> [GIVEN EXERCISE]: Copy the data that follows, character for character, minus the pictures.
═════ DATASET RECORDS ═════
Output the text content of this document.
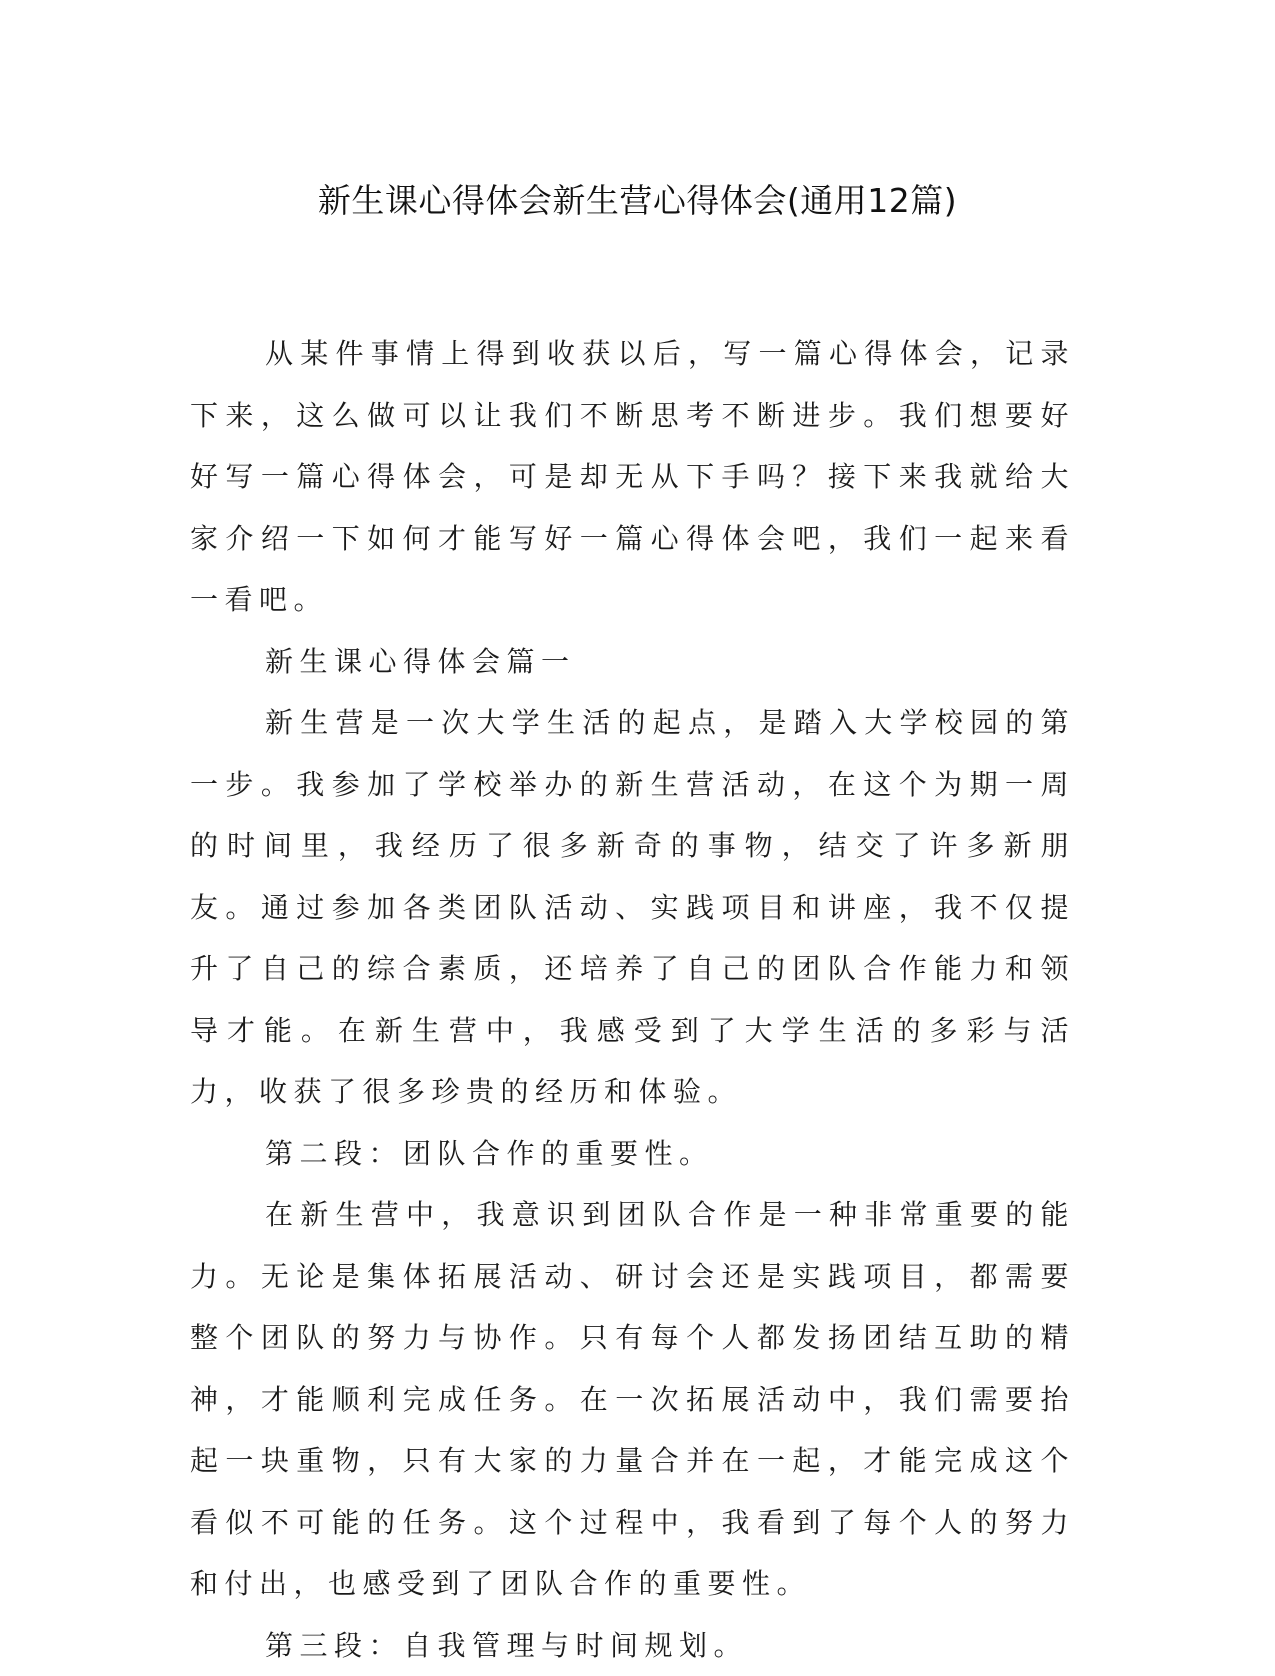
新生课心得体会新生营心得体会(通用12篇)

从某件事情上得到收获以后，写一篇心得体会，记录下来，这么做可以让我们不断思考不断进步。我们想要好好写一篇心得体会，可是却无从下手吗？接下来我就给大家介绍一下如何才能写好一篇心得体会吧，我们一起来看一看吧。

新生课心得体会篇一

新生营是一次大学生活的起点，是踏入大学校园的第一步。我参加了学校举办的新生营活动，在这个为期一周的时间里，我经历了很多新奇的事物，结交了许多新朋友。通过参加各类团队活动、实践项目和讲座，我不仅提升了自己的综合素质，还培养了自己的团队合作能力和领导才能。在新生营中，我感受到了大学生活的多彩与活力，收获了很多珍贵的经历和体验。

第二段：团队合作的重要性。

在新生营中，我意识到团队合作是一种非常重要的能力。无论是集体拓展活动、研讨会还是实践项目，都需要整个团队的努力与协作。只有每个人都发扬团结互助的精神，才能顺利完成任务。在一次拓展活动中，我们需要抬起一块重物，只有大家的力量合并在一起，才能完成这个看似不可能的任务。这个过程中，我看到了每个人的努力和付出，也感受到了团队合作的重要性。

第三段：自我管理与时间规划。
═════
> [ANSWER IN FULL]:
Output the text content of this document.
新生课心得体会新生营心得体会(通用12篇)

从某件事情上得到收获以后，写一篇心得体会，记录下来，这么做可以让我们不断思考不断进步。我们想要好好写一篇心得体会，可是却无从下手吗？接下来我就给大家介绍一下如何才能写好一篇心得体会吧，我们一起来看一看吧。

新生课心得体会篇一

新生营是一次大学生活的起点，是踏入大学校园的第一步。我参加了学校举办的新生营活动，在这个为期一周的时间里，我经历了很多新奇的事物，结交了许多新朋友。通过参加各类团队活动、实践项目和讲座，我不仅提升了自己的综合素质，还培养了自己的团队合作能力和领导才能。在新生营中，我感受到了大学生活的多彩与活力，收获了很多珍贵的经历和体验。

第二段：团队合作的重要性。

在新生营中，我意识到团队合作是一种非常重要的能力。无论是集体拓展活动、研讨会还是实践项目，都需要整个团队的努力与协作。只有每个人都发扬团结互助的精神，才能顺利完成任务。在一次拓展活动中，我们需要抬起一块重物，只有大家的力量合并在一起，才能完成这个看似不可能的任务。这个过程中，我看到了每个人的努力和付出，也感受到了团队合作的重要性。

第三段：自我管理与时间规划。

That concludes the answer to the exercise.